--- What needs to be done ---
Transcribe the full listing exactly, and drop every picture.

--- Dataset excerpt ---
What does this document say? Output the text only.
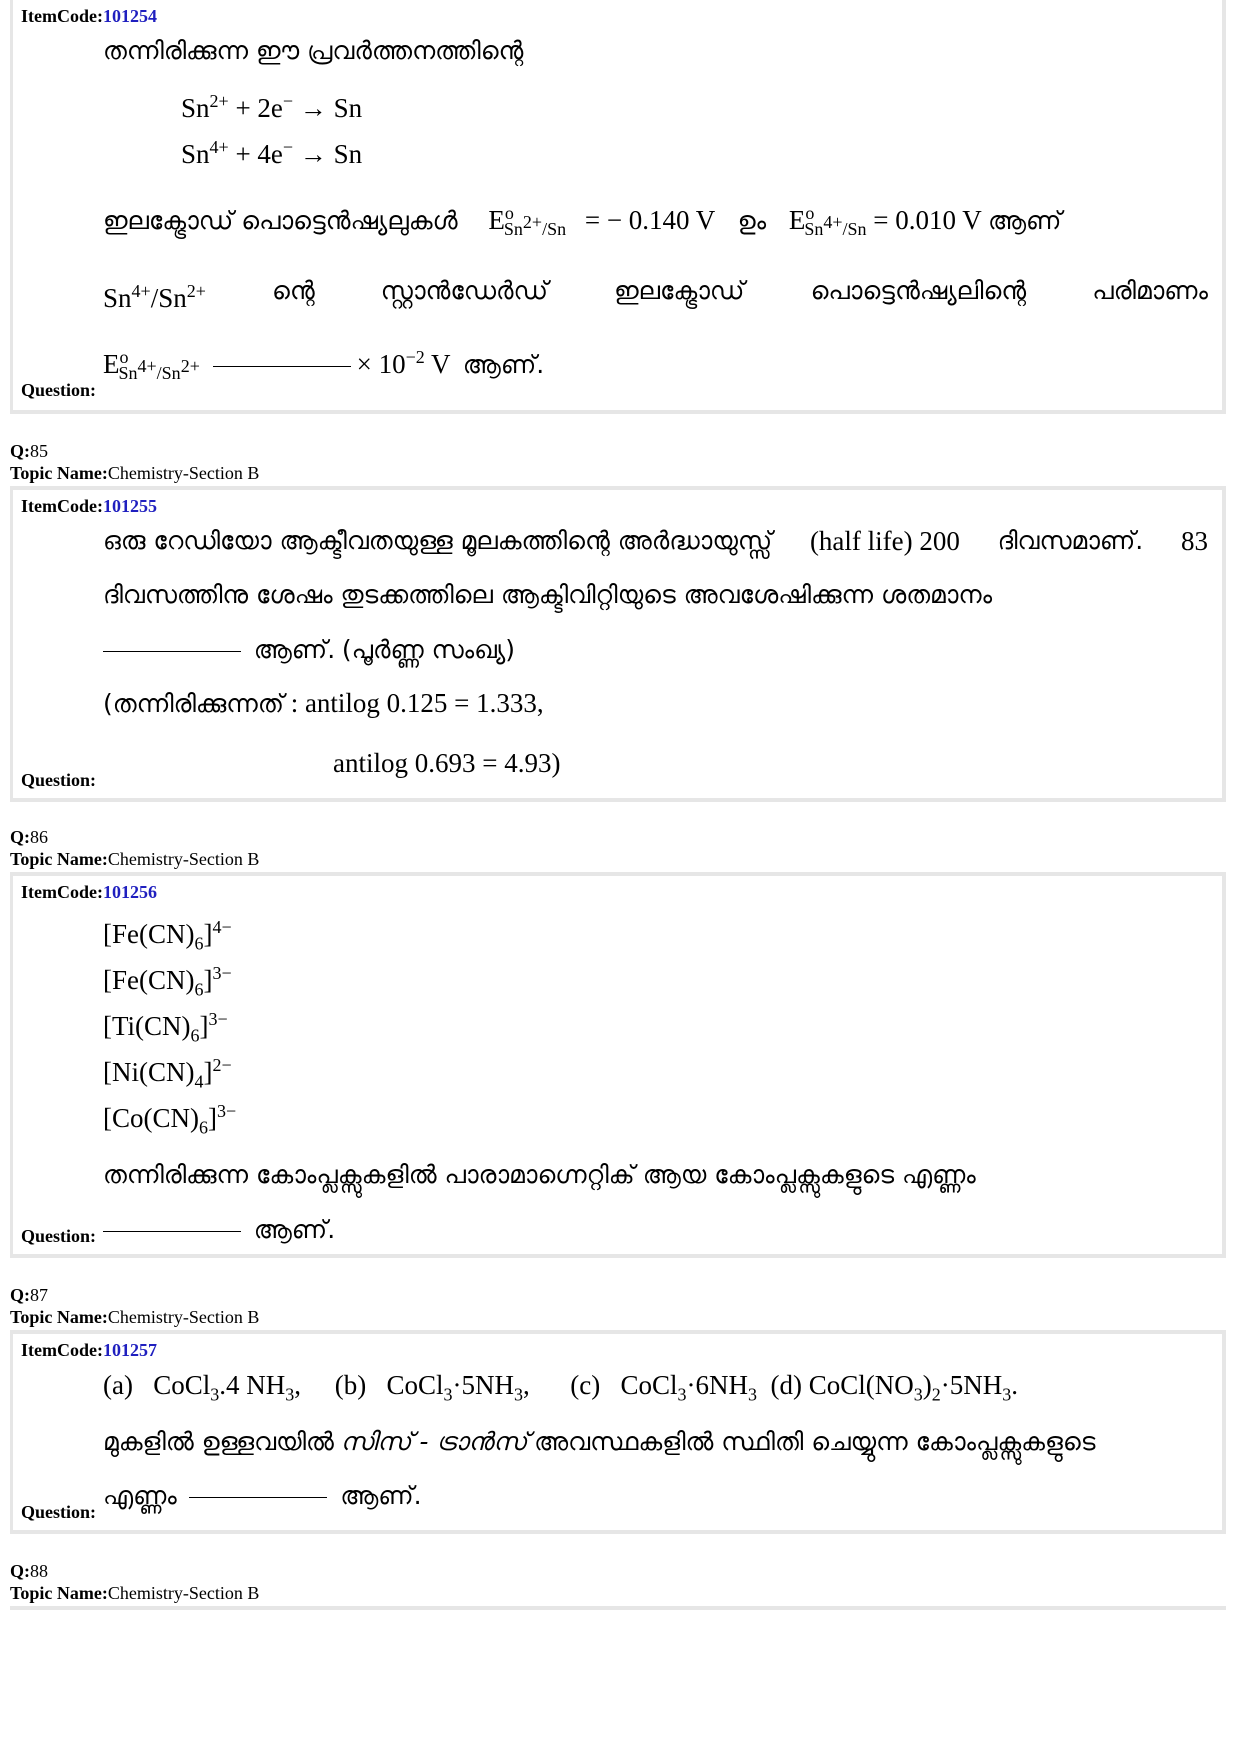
ItemCode:101254
തന്നിരിക്കുന്ന ഈ പ്രവർത്തനത്തിന്റെ
$Sn^{2+} + 2e^- \to Sn$
$Sn^{4+} + 4e^- \to Sn$
ഇലക്ട്രോഡ് പൊട്ടെൻഷ്യലുകൾ $E^o_{Sn^{2+}/Sn}$ = − 0.140 V ഉം $E^o_{Sn^{4+}/Sn} = 0.010$ V ആണ്
$Sn^{4+}/Sn^{2+}$	ന്റെ	സ്റ്റാൻഡേർഡ്	ഇലക്ട്രോഡ്	പൊട്ടെൻഷ്യലിന്റെ	പരിമാണം
$E^o_{Sn^{4+}/Sn^{2+}}$	× $10^{-2}$ V ആണ്.
Question:
Q:85
Topic Name:Chemistry-Section B
ItemCode:101255
ഒരു റേഡിയോ ആക്ടീവതയുള്ള മൂലകത്തിന്റെ അർദ്ധായുസ്സ് (half life) 200 ദിവസമാണ്. 83
ദിവസത്തിനു ശേഷം തുടക്കത്തിലെ ആക്ടിവിറ്റിയുടെ അവശേഷിക്കുന്ന ശതമാനം
ആണ്. (പൂർണ്ണ സംഖ്യ)
(തന്നിരിക്കുന്നത് : antilog 0.125 = 1.333,
antilog 0.693 = 4.93)
Question:
Q:86
Topic Name:Chemistry-Section B
ItemCode:101256
$[Fe(CN)_6]^{4-}$
$[Fe(CN)_6]^{3-}$
$[Ti(CN)_6]^{3-}$
$[Ni(CN)_4]^{2-}$
$[Co(CN)_6]^{3-}$
തന്നിരിക്കുന്ന കോംപ്ലക്സുകളിൽ പാരാമാഗ്നെറ്റിക് ആയ കോംപ്ലക്സുകളുടെ എണ്ണം
ആണ്.
Question:
Q:87
Topic Name:Chemistry-Section B
ItemCode:101257
(a)   CoCl$_3$.4 $NH_3$,     (b)   $CoCl_3\cdot 5NH_3$,      (c)   $CoCl_3\cdot 6NH_3$  (d) $CoCl(NO_3)_2\cdot 5NH_3$.
മുകളിൽ ഉള്ളവയിൽ സിസ് - ട്രാൻസ് അവസ്ഥകളിൽ സ്ഥിതി ചെയ്യുന്ന കോംപ്ലക്സുകളുടെ
എണ്ണം	ആണ്.
Question:
Q:88
Topic Name:Chemistry-Section B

--- Exercise response ---
What does this document say? Output the text only.
ItemCode:101254
തന്നിരിക്കുന്ന ഈ പ്രവർത്തനത്തിന്റെ
$Sn^{2+} + 2e^- \to Sn$
$Sn^{4+} + 4e^- \to Sn$
ഇലക്ട്രോഡ് പൊട്ടെൻഷ്യലുകൾ $E^o_{Sn^{2+}/Sn}$ = − 0.140 V ഉം $E^o_{Sn^{4+}/Sn} = 0.010$ V ആണ്
$Sn^{4+}/Sn^{2+}$	ന്റെ	സ്റ്റാൻഡേർഡ്	ഇലക്ട്രോഡ്	പൊട്ടെൻഷ്യലിന്റെ	പരിമാണം
$E^o_{Sn^{4+}/Sn^{2+}}$	× $10^{-2}$ V ആണ്.
Question:
Q:85
Topic Name:Chemistry-Section B
ItemCode:101255
ഒരു റേഡിയോ ആക്ടീവതയുള്ള മൂലകത്തിന്റെ അർദ്ധായുസ്സ് (half life) 200 ദിവസമാണ്. 83
ദിവസത്തിനു ശേഷം തുടക്കത്തിലെ ആക്ടിവിറ്റിയുടെ അവശേഷിക്കുന്ന ശതമാനം
ആണ്. (പൂർണ്ണ സംഖ്യ)
(തന്നിരിക്കുന്നത് : antilog 0.125 = 1.333,
antilog 0.693 = 4.93)
Question:
Q:86
Topic Name:Chemistry-Section B
ItemCode:101256
$[Fe(CN)_6]^{4-}$
$[Fe(CN)_6]^{3-}$
$[Ti(CN)_6]^{3-}$
$[Ni(CN)_4]^{2-}$
$[Co(CN)_6]^{3-}$
തന്നിരിക്കുന്ന കോംപ്ലക്സുകളിൽ പാരാമാഗ്നെറ്റിക് ആയ കോംപ്ലക്സുകളുടെ എണ്ണം
ആണ്.
Question:
Q:87
Topic Name:Chemistry-Section B
ItemCode:101257
(a)   CoCl$_3$.4 $NH_3$,     (b)   $CoCl_3\cdot 5NH_3$,      (c)   $CoCl_3\cdot 6NH_3$  (d) $CoCl(NO_3)_2\cdot 5NH_3$.
മുകളിൽ ഉള്ളവയിൽ സിസ് - ട്രാൻസ് അവസ്ഥകളിൽ സ്ഥിതി ചെയ്യുന്ന കോംപ്ലക്സുകളുടെ
എണ്ണം	ആണ്.
Question:
Q:88
Topic Name:Chemistry-Section B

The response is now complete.